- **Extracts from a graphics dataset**
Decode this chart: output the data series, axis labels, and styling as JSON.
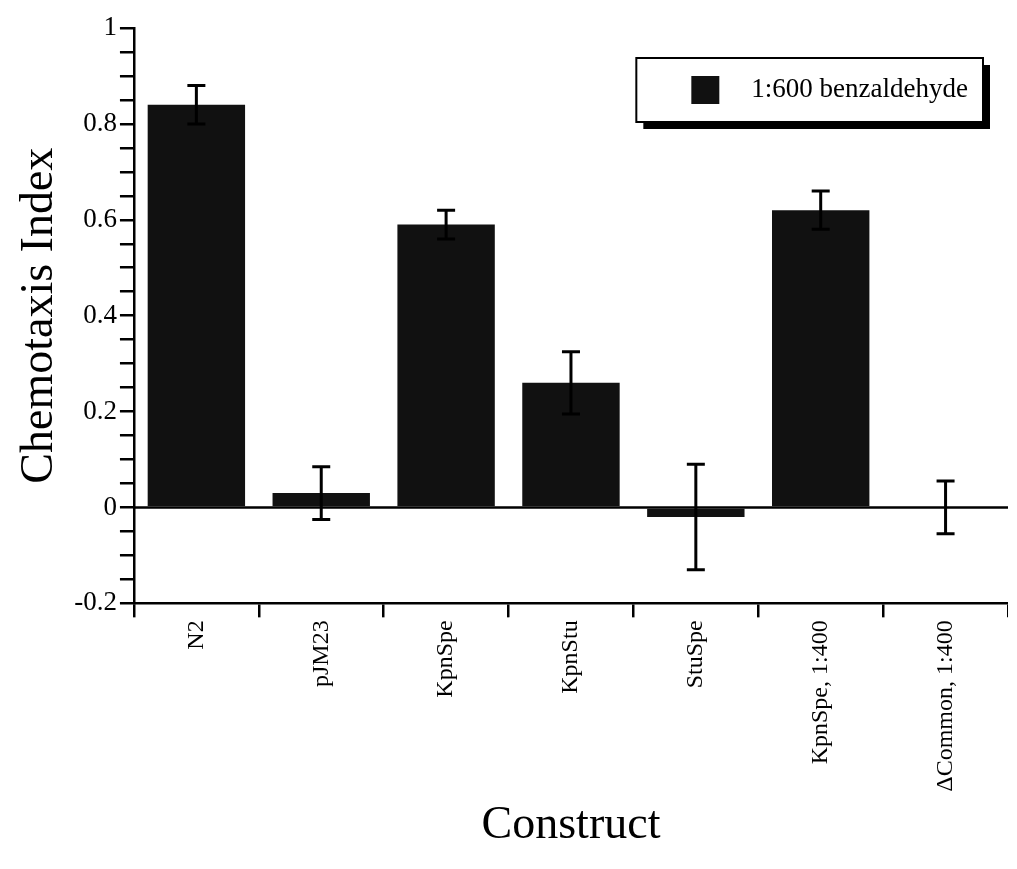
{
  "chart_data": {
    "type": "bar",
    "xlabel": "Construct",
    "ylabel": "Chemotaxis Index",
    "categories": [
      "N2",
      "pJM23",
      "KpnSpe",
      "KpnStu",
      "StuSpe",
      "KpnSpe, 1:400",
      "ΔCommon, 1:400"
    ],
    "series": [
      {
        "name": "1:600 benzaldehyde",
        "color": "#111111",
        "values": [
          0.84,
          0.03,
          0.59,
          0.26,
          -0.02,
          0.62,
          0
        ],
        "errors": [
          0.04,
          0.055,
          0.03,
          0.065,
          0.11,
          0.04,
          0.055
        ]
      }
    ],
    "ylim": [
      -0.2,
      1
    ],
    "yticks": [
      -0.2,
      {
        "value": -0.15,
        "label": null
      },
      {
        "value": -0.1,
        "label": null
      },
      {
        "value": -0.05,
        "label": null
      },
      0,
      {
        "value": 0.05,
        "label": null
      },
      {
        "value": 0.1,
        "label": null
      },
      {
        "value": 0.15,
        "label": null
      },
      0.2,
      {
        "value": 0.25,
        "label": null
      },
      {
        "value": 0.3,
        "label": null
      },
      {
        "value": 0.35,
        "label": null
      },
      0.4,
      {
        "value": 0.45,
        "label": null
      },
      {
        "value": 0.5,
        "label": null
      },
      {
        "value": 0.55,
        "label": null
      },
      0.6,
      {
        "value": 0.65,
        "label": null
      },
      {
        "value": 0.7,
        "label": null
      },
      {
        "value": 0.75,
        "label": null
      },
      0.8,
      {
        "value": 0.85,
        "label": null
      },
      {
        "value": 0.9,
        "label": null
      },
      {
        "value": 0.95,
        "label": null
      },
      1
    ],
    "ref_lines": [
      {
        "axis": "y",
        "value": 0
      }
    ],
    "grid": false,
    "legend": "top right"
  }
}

- **REQUIRED TASK**
Every line of the material is to be quoted exactly, with no pictures carried over.

- **WRITTEN SOLUTION**
Decode this chart: output the data series, axis labels, and styling as JSON.
{
  "chart_data": {
    "type": "bar",
    "xlabel": "Construct",
    "ylabel": "Chemotaxis Index",
    "categories": [
      "N2",
      "pJM23",
      "KpnSpe",
      "KpnStu",
      "StuSpe",
      "KpnSpe, 1:400",
      "ΔCommon, 1:400"
    ],
    "series": [
      {
        "name": "1:600 benzaldehyde",
        "color": "#111111",
        "values": [
          0.84,
          0.03,
          0.59,
          0.26,
          -0.02,
          0.62,
          0
        ],
        "errors": [
          0.04,
          0.055,
          0.03,
          0.065,
          0.11,
          0.04,
          0.055
        ]
      }
    ],
    "ylim": [
      -0.2,
      1
    ],
    "yticks": [
      -0.2,
      {
        "value": -0.15,
        "label": null
      },
      {
        "value": -0.1,
        "label": null
      },
      {
        "value": -0.05,
        "label": null
      },
      0,
      {
        "value": 0.05,
        "label": null
      },
      {
        "value": 0.1,
        "label": null
      },
      {
        "value": 0.15,
        "label": null
      },
      0.2,
      {
        "value": 0.25,
        "label": null
      },
      {
        "value": 0.3,
        "label": null
      },
      {
        "value": 0.35,
        "label": null
      },
      0.4,
      {
        "value": 0.45,
        "label": null
      },
      {
        "value": 0.5,
        "label": null
      },
      {
        "value": 0.55,
        "label": null
      },
      0.6,
      {
        "value": 0.65,
        "label": null
      },
      {
        "value": 0.7,
        "label": null
      },
      {
        "value": 0.75,
        "label": null
      },
      0.8,
      {
        "value": 0.85,
        "label": null
      },
      {
        "value": 0.9,
        "label": null
      },
      {
        "value": 0.95,
        "label": null
      },
      1
    ],
    "ref_lines": [
      {
        "axis": "y",
        "value": 0
      }
    ],
    "grid": false,
    "legend": "top right"
  }
}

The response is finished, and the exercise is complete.